## Task brief
Write out each line exactly as it stands, please.

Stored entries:
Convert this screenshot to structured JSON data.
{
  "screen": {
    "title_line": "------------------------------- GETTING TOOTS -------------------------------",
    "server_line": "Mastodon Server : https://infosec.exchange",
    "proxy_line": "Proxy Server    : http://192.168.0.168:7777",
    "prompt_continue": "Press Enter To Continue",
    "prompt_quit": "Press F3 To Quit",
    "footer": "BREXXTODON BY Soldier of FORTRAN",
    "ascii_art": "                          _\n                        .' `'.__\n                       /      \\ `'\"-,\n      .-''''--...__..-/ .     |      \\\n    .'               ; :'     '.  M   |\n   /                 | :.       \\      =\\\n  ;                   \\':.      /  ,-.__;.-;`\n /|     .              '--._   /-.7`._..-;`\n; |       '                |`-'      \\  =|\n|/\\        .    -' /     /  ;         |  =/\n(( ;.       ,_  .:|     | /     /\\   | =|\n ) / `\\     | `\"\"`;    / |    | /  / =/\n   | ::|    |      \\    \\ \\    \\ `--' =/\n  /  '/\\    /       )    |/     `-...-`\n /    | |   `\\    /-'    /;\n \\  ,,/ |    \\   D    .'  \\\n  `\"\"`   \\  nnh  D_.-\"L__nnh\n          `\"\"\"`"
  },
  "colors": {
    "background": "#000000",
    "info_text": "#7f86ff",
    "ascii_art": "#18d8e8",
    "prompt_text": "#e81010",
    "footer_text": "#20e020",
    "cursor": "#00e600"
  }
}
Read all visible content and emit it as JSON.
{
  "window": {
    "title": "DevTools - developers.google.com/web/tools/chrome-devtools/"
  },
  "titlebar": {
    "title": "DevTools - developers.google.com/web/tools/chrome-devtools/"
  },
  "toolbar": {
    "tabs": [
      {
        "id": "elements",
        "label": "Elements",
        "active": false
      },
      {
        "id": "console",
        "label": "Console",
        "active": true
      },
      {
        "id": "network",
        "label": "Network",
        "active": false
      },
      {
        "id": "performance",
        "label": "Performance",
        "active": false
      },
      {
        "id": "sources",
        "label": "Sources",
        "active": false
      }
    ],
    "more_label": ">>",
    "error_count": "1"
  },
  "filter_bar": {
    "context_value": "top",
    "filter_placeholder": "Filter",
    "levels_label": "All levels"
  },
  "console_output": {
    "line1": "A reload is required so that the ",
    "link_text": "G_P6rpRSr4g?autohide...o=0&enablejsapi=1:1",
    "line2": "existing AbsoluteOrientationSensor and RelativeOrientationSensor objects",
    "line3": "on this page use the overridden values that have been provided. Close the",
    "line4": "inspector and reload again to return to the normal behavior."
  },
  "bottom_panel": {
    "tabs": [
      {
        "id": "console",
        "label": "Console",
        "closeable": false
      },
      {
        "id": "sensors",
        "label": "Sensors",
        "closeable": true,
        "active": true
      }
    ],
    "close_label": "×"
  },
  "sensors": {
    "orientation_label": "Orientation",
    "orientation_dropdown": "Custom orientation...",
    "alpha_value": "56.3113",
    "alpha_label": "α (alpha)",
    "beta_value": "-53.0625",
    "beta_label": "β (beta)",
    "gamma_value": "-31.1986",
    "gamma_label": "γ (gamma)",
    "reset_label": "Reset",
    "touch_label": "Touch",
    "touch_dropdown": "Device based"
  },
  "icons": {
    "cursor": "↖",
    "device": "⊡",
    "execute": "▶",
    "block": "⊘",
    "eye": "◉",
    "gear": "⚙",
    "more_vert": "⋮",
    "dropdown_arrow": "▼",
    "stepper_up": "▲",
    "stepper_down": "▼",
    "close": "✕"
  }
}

## Response to this task
Convert this screenshot to structured JSON data.
{
  "screen": {
    "title_line": "------------------------------- GETTING TOOTS -------------------------------",
    "server_line": "Mastodon Server : https://infosec.exchange",
    "proxy_line": "Proxy Server    : http://192.168.0.168:7777",
    "prompt_continue": "Press Enter To Continue",
    "prompt_quit": "Press F3 To Quit",
    "footer": "BREXXTODON BY Soldier of FORTRAN",
    "ascii_art": "                          _\n                        .' `'.__\n                       /      \\ `'\"-,\n      .-''''--...__..-/ .     |      \\\n    .'               ; :'     '.  M   |\n   /                 | :.       \\      =\\\n  ;                   \\':.      /  ,-.__;.-;`\n /|     .              '--._   /-.7`._..-;`\n; |       '                |`-'      \\  =|\n|/\\        .    -' /     /  ;         |  =/\n(( ;.       ,_  .:|     | /     /\\   | =|\n ) / `\\     | `\"\"`;    / |    | /  / =/\n   | ::|    |      \\    \\ \\    \\ `--' =/\n  /  '/\\    /       )    |/     `-...-`\n /    | |   `\\    /-'    /;\n \\  ,,/ |    \\   D    .'  \\\n  `\"\"`   \\  nnh  D_.-\"L__nnh\n          `\"\"\"`"
  },
  "colors": {
    "background": "#000000",
    "info_text": "#7f86ff",
    "ascii_art": "#18d8e8",
    "prompt_text": "#e81010",
    "footer_text": "#20e020",
    "cursor": "#00e600"
  }
}
Read all visible content and emit it as JSON.
{
  "window": {
    "title": "DevTools - developers.google.com/web/tools/chrome-devtools/"
  },
  "titlebar": {
    "title": "DevTools - developers.google.com/web/tools/chrome-devtools/"
  },
  "toolbar": {
    "tabs": [
      {
        "id": "elements",
        "label": "Elements",
        "active": false
      },
      {
        "id": "console",
        "label": "Console",
        "active": true
      },
      {
        "id": "network",
        "label": "Network",
        "active": false
      },
      {
        "id": "performance",
        "label": "Performance",
        "active": false
      },
      {
        "id": "sources",
        "label": "Sources",
        "active": false
      }
    ],
    "more_label": ">>",
    "error_count": "1"
  },
  "filter_bar": {
    "context_value": "top",
    "filter_placeholder": "Filter",
    "levels_label": "All levels"
  },
  "console_output": {
    "line1": "A reload is required so that the ",
    "link_text": "G_P6rpRSr4g?autohide...o=0&enablejsapi=1:1",
    "line2": "existing AbsoluteOrientationSensor and RelativeOrientationSensor objects",
    "line3": "on this page use the overridden values that have been provided. Close the",
    "line4": "inspector and reload again to return to the normal behavior."
  },
  "bottom_panel": {
    "tabs": [
      {
        "id": "console",
        "label": "Console",
        "closeable": false
      },
      {
        "id": "sensors",
        "label": "Sensors",
        "closeable": true,
        "active": true
      }
    ],
    "close_label": "×"
  },
  "sensors": {
    "orientation_label": "Orientation",
    "orientation_dropdown": "Custom orientation...",
    "alpha_value": "56.3113",
    "alpha_label": "α (alpha)",
    "beta_value": "-53.0625",
    "beta_label": "β (beta)",
    "gamma_value": "-31.1986",
    "gamma_label": "γ (gamma)",
    "reset_label": "Reset",
    "touch_label": "Touch",
    "touch_dropdown": "Device based"
  },
  "icons": {
    "cursor": "↖",
    "device": "⊡",
    "execute": "▶",
    "block": "⊘",
    "eye": "◉",
    "gear": "⚙",
    "more_vert": "⋮",
    "dropdown_arrow": "▼",
    "stepper_up": "▲",
    "stepper_down": "▼",
    "close": "✕"
  }
}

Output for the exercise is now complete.